_Requirement_. Copy out all lines in the data below containing the string "الصورة".

_Data for processing_.
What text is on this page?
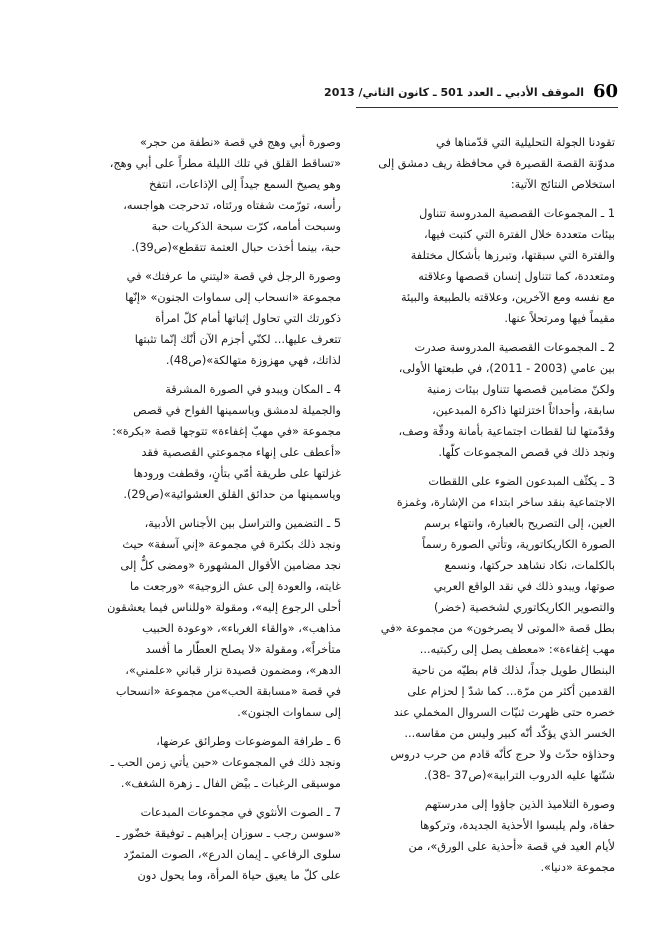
60
الموقف الأدبي ـ العدد 501 ـ كانون الثاني/ 2013

تقودنا الجولة التحليلية التي قدّمناها في
مدوّنة القصة القصيرة في محافظة ريف دمشق إلى
استخلاص النتائج الآتية:

1 ـ المجموعات القصصية المدروسة تتناول
بيئات متعددة خلال الفترة التي كتبت فيها،
والفترة التي سبقتها، وتبرزها بأشكال مختلفة
ومتعددة، كما تتناول إنسان قصصها وعلاقته
مع نفسه ومع الآخرين، وعلاقته بالطبيعة والبيئة
مقيماً فيها ومرتحلاً عنها.

2 ـ المجموعات القصصية المدروسة صدرت
بين عامي (2003 - 2011)، في طبعتها الأولى،
ولكنّ مضامين قصصها تتناول بيئات زمنية
سابقة، وأحداثاً اختزلتها ذاكرة المبدعين،
وقدّمتها لنا لقطات اجتماعية بأمانة ودقّة وصف،
ونجد ذلك في قصص المجموعات كلّها.

3 ـ يكثّف المبدعون الضوء على اللقطات
الاجتماعية بنقد ساخر ابتداء من الإشارة، وغمزة
العين، إلى التصريح بالعبارة، وانتهاء برسم
الصورة الكاريكاتورية، وتأتي الصورة رسماً
بالكلمات، نكاد نشاهد حركتها، ونسمع
صوتها، ويبدو ذلك في نقد الواقع العربي
والتصوير الكاريكاتوري لشخصية (خضر)
بطل قصة «الموتى لا يصرخون» من مجموعة «في
مهب إغفاءة»: «معطف يصل إلى ركبتيه...
البنطال طويل جداً، لذلك قام بطيّه من ناحية
القدمين أكثر من مرّة... كما شدّ إ لحزام على
خصره حتى ظهرت ثنيّات السروال المخملي عند
الخسر الذي يؤكّد أنّه كبير وليس من مقاسه...
وحذاؤه حدّث ولا حرج كأنّه قادم من حرب دروس
شنّتها عليه الدروب الترابية»(ص37 -38).

وصورة التلاميذ الذين جاؤوا إلى مدرستهم
حفاة، ولم يلبسوا الأحذية الجديدة، وتركوها
لأيام العيد في قصة «أحذية على الورق»، من
مجموعة «دنيا».

وصورة أبي وهج في قصة «نطفة من حجر»
«تساقط القلق في تلك الليلة مطراً على أبي وهج،
وهو يصيخ السمع جيداً إلى الإذاعات، انتفخ
رأسه، تورّمت شفتاه ورئتاه، تدحرجت هواجسه،
وسبحت أمامه، كرّت سبحة الذكريات حبة
حبة، بينما أخذت حبال العتمة تتقطع»(ص39).

وصورة الرجل في قصة «ليتني ما عرفتك» في
مجموعة «انسحاب إلى سماوات الجنون» «إنّها
ذكورتك التي تحاول إثباتها أمام كلّ امرأة
تتعرف عليها... لكنّي أجزم الآن أنّك إنّما تثبتها
لذاتك، فهي مهزوزة متهالكة»(ص48).

4 ـ المكان ويبدو في الصورة المشرقة
والجميلة لدمشق وياسمينها الفواح في قصص
مجموعة «في مهبّ إغفاءة» تتوجها قصة «بكرة»:
«أعطف على إنهاء مجموعتي القصصية فقد
غزلتها على طريقة أمّي بتأنٍ، وقطفت ورودها
وياسمينها من حدائق القلق العشوائية»(ص29).

5 ـ التضمين والتراسل بين الأجناس الأدبية،
ونجد ذلك بكثرة في مجموعة «إني آسفة» حيث
نجد مضامين الأقوال المشهورة «ومضى كلٌّ إلى
غايته، والعودة إلى عش الزوجية» «ورجعت ما
أحلى الرجوع إليه»، ومقولة «وللناس فيما يعشقون
مذاهب»، «والقاء الغرباء»، «وعودة الحبيب
متأخراً»، ومقولة «لا يصلح العطّار ما أفسد
الدهر»، ومضمون قصيدة نزار قباني «علمني»،
في قصة «مسابقة الحب»من مجموعة «انسحاب
إلى سماوات الجنون».

6 ـ طرافة الموضوعات وطرائق عرضها،
ونجد ذلك في المجموعات «حين يأتي زمن الحب ـ
موسيقى الرغبات ـ بيْض الفال ـ زهرة الشغف».

7 ـ الصوت الأنثوي في مجموعات المبدعات
«سوسن رجب ـ سوزان إبراهيم ـ توفيقة خضّور ـ
سلوى الرفاعي ـ إيمان الدرع»، الصوت المتمرّد
على كلّ ما يعيق حياة المرأة، وما يحول دون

_Correct answer_.
الصورة الكاريكاتورية، وتأتي الصورة رسماً
4 ـ المكان ويبدو في الصورة المشرقة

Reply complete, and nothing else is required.